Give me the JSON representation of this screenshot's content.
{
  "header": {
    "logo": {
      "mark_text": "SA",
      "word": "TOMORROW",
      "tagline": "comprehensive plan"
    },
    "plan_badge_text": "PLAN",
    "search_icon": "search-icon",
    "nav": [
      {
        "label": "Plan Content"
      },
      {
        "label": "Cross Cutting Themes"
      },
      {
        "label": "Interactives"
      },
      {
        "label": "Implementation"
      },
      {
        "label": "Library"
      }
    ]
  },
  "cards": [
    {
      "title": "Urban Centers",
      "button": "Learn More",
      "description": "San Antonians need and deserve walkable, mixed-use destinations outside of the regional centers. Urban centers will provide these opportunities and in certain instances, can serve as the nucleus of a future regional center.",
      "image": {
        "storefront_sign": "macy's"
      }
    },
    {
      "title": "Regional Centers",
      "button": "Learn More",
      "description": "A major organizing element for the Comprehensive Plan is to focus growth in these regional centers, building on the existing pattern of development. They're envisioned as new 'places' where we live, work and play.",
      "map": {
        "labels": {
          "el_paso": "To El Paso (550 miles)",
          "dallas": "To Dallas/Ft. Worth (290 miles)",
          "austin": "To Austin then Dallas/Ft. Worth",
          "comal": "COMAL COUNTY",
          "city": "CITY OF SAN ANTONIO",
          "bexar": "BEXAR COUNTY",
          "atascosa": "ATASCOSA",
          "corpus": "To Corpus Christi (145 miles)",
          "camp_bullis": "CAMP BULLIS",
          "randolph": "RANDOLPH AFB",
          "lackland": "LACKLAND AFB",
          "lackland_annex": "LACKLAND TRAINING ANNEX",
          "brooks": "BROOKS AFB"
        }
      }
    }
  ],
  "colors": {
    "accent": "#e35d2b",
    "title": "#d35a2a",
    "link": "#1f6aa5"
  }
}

• • • • •

TASK DIRECTIONS:
Return all the lines that contain the string "LACKLAND".

EXERCISE SOLUTION:
          "lackland": "LACKLAND AFB",
          "lackland_annex": "LACKLAND TRAINING ANNEX",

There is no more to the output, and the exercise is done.